→ Task data:
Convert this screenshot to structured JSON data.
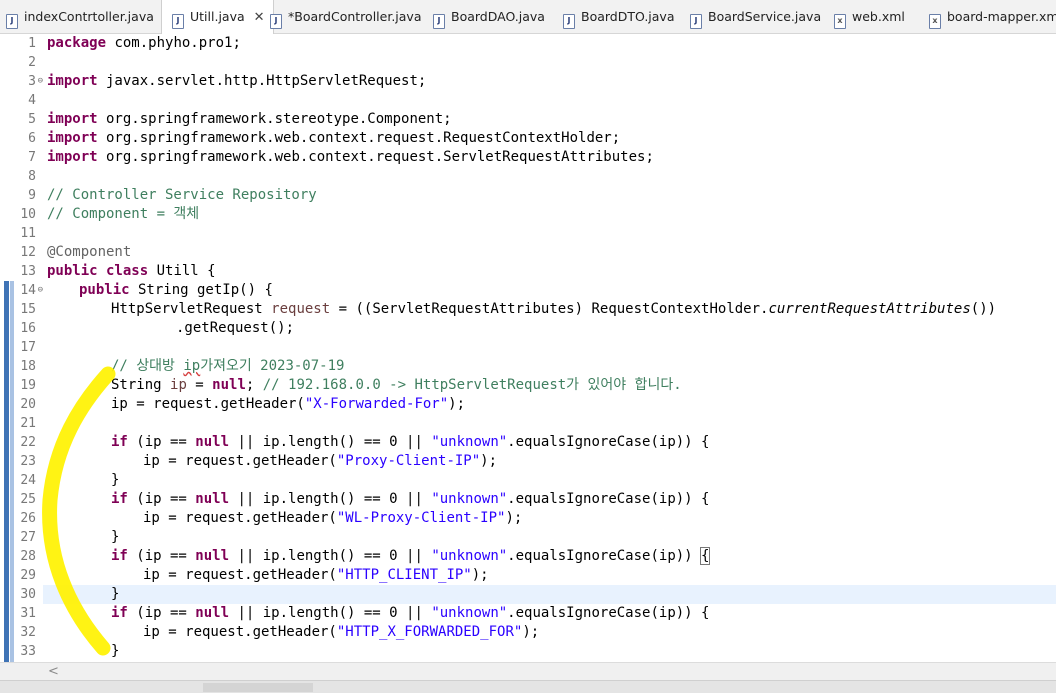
{
  "tabs": [
    {
      "label": "indexContrtoller.java",
      "icon": "java-file-icon",
      "active": false
    },
    {
      "label": "Utill.java",
      "icon": "java-file-icon",
      "active": true
    },
    {
      "label": "*BoardController.java",
      "icon": "java-file-icon",
      "active": false
    },
    {
      "label": "BoardDAO.java",
      "icon": "java-file-icon",
      "active": false
    },
    {
      "label": "BoardDTO.java",
      "icon": "java-file-icon",
      "active": false
    },
    {
      "label": "BoardService.java",
      "icon": "java-file-icon",
      "active": false
    },
    {
      "label": "web.xml",
      "icon": "xml-file-icon",
      "active": false
    },
    {
      "label": "board-mapper.xml",
      "icon": "xml-file-icon",
      "active": false
    }
  ],
  "editor": {
    "line_numbers": [
      "1",
      "2",
      "3",
      "4",
      "5",
      "6",
      "7",
      "8",
      "9",
      "10",
      "11",
      "12",
      "13",
      "14",
      "15",
      "16",
      "17",
      "18",
      "19",
      "20",
      "21",
      "22",
      "23",
      "24",
      "25",
      "26",
      "27",
      "28",
      "29",
      "30",
      "31",
      "32",
      "33"
    ],
    "code": {
      "l1_kw": "package",
      "l1_rest": " com.phyho.pro1;",
      "l3_kw": "import",
      "l3_rest": " javax.servlet.http.HttpServletRequest;",
      "l5_kw": "import",
      "l5_rest": " org.springframework.stereotype.Component;",
      "l6_kw": "import",
      "l6_rest": " org.springframework.web.context.request.RequestContextHolder;",
      "l7_kw": "import",
      "l7_rest": " org.springframework.web.context.request.ServletRequestAttributes;",
      "l9": "// Controller Service Repository",
      "l10": "// Component = 객체",
      "l12": "@Component",
      "l13_kw": "public class",
      "l13_rest": " Utill {",
      "l14_kw": "public",
      "l14_rest": " String getIp() {",
      "l15_a": "HttpServletRequest ",
      "l15_var": "request",
      "l15_b": " = ((ServletRequestAttributes) RequestContextHolder.",
      "l15_it": "currentRequestAttributes",
      "l15_c": "())",
      ".": ".",
      "l16": ".getRequest();",
      "l18_a": "// 상대방 ",
      "l18_sq": "ip",
      "l18_b": "가져오기 2023-07-19",
      "l19_a": "String ",
      "l19_var": "ip",
      "l19_b": " = ",
      "l19_kw": "null",
      "l19_c": "; ",
      "l19_cm": "// 192.168.0.0 -> HttpServletRequest가 있어야 합니다.",
      "l20_a": "ip = request.getHeader(",
      "l20_s": "\"X-Forwarded-For\"",
      "l20_b": ");",
      "if_kw": "if",
      "null_kw": "null",
      "cond_a": " (ip == ",
      "cond_b": " || ip.length() == 0 || ",
      "unknown_s": "\"unknown\"",
      "cond_c": ".equalsIgnoreCase(ip)) {",
      "cond_c28": ".equalsIgnoreCase(ip)) ",
      "brace_open": "{",
      "get_a": "ip = request.getHeader(",
      "get_end": ");",
      "h23": "\"Proxy-Client-IP\"",
      "h26": "\"WL-Proxy-Client-IP\"",
      "h29": "\"HTTP_CLIENT_IP\"",
      "h32": "\"HTTP_X_FORWARDED_FOR\"",
      "close": "}"
    }
  },
  "scrollbar": {
    "left_arrow": "<"
  },
  "colors": {
    "keyword": "#7f0055",
    "string": "#2a00ff",
    "comment": "#3f7f5f",
    "annotation": "#646464",
    "marker": "#fff200",
    "current_line": "#e8f2fe"
  }
}
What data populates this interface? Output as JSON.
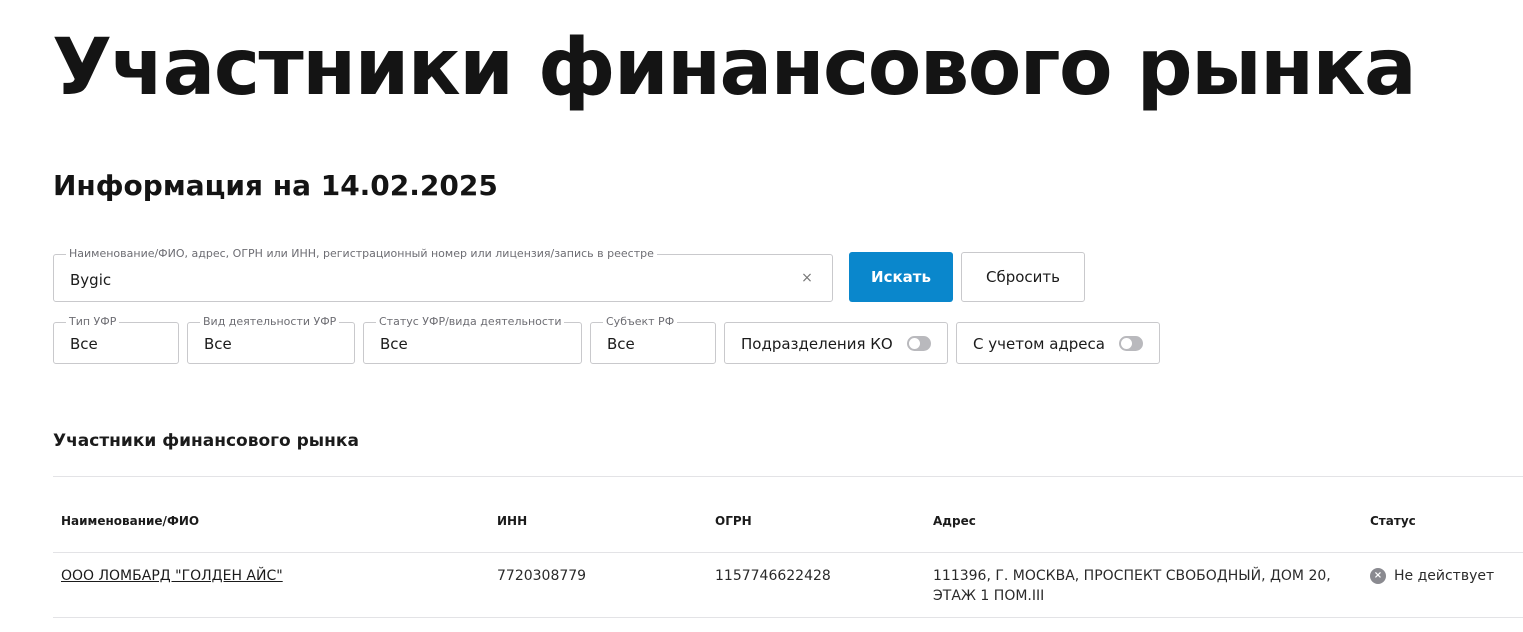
{
  "page": {
    "title": "Участники финансового рынка",
    "info_date": "Информация на 14.02.2025"
  },
  "search": {
    "legend": "Наименование/ФИО, адрес, ОГРН или ИНН, регистрационный номер или лицензия/запись в реестре",
    "value": "Bygic",
    "clear_icon": "×",
    "search_button": "Искать",
    "reset_button": "Сбросить"
  },
  "filters": [
    {
      "legend": "Тип УФР",
      "value": "Все"
    },
    {
      "legend": "Вид деятельности УФР",
      "value": "Все"
    },
    {
      "legend": "Статус УФР/вида деятельности",
      "value": "Все"
    },
    {
      "legend": "Субъект РФ",
      "value": "Все"
    }
  ],
  "toggles": [
    {
      "label": "Подразделения КО",
      "state": "off"
    },
    {
      "label": "С учетом адреса",
      "state": "off"
    }
  ],
  "results": {
    "section_title": "Участники финансового рынка",
    "columns": [
      "Наименование/ФИО",
      "ИНН",
      "ОГРН",
      "Адрес",
      "Статус"
    ],
    "rows": [
      {
        "name": "ООО ЛОМБАРД \"ГОЛДЕН АЙС\"",
        "inn": "7720308779",
        "ogrn": "1157746622428",
        "address": "111396, Г. МОСКВА, ПРОСПЕКТ СВОБОДНЫЙ, ДОМ 20, ЭТАЖ 1 ПОМ.III",
        "status": "Не действует",
        "status_icon": "×"
      }
    ]
  },
  "colors": {
    "accent": "#0a87cc",
    "border": "#c9c9cc",
    "status_inactive": "#8a8a90"
  }
}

→ Given request: Pick out each line in the material containing "Участники".

→ Solution below:
    "title": "Участники финансового рынка",
    "section_title": "Участники финансового рынка",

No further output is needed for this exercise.